=== Exercise ===
Write out each entry again. Keep every word exactly as it is.

=== Data for the task ===

+++

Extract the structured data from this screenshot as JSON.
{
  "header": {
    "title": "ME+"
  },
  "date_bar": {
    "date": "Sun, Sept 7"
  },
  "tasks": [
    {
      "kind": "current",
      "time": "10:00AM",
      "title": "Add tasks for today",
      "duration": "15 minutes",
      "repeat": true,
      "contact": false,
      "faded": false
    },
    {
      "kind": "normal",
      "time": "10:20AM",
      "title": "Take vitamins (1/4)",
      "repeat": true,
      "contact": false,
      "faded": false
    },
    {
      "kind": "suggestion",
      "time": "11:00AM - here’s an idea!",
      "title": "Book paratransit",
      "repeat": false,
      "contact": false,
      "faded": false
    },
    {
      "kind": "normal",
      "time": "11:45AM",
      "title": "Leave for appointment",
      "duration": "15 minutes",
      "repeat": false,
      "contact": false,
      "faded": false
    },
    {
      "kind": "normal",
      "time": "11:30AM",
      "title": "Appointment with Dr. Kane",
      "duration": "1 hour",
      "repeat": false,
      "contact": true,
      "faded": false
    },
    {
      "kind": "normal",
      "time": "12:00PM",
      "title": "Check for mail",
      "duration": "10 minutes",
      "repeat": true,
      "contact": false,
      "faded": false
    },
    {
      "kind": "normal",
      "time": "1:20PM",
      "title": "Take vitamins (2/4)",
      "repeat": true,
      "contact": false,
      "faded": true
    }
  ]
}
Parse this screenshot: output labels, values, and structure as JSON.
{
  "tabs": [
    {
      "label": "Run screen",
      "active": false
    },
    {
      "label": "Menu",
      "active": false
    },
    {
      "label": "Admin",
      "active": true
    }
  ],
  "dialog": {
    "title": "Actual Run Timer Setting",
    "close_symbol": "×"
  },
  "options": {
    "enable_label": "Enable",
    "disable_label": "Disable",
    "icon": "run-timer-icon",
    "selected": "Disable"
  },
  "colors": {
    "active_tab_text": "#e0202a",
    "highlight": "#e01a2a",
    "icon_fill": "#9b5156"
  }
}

+++

=== Solution to the exercise ===
Extract the structured data from this screenshot as JSON.
{
  "header": {
    "title": "ME+"
  },
  "date_bar": {
    "date": "Sun, Sept 7"
  },
  "tasks": [
    {
      "kind": "current",
      "time": "10:00AM",
      "title": "Add tasks for today",
      "duration": "15 minutes",
      "repeat": true,
      "contact": false,
      "faded": false
    },
    {
      "kind": "normal",
      "time": "10:20AM",
      "title": "Take vitamins (1/4)",
      "repeat": true,
      "contact": false,
      "faded": false
    },
    {
      "kind": "suggestion",
      "time": "11:00AM - here’s an idea!",
      "title": "Book paratransit",
      "repeat": false,
      "contact": false,
      "faded": false
    },
    {
      "kind": "normal",
      "time": "11:45AM",
      "title": "Leave for appointment",
      "duration": "15 minutes",
      "repeat": false,
      "contact": false,
      "faded": false
    },
    {
      "kind": "normal",
      "time": "11:30AM",
      "title": "Appointment with Dr. Kane",
      "duration": "1 hour",
      "repeat": false,
      "contact": true,
      "faded": false
    },
    {
      "kind": "normal",
      "time": "12:00PM",
      "title": "Check for mail",
      "duration": "10 minutes",
      "repeat": true,
      "contact": false,
      "faded": false
    },
    {
      "kind": "normal",
      "time": "1:20PM",
      "title": "Take vitamins (2/4)",
      "repeat": true,
      "contact": false,
      "faded": true
    }
  ]
}
Parse this screenshot: output labels, values, and structure as JSON.
{
  "tabs": [
    {
      "label": "Run screen",
      "active": false
    },
    {
      "label": "Menu",
      "active": false
    },
    {
      "label": "Admin",
      "active": true
    }
  ],
  "dialog": {
    "title": "Actual Run Timer Setting",
    "close_symbol": "×"
  },
  "options": {
    "enable_label": "Enable",
    "disable_label": "Disable",
    "icon": "run-timer-icon",
    "selected": "Disable"
  },
  "colors": {
    "active_tab_text": "#e0202a",
    "highlight": "#e01a2a",
    "icon_fill": "#9b5156"
  }
}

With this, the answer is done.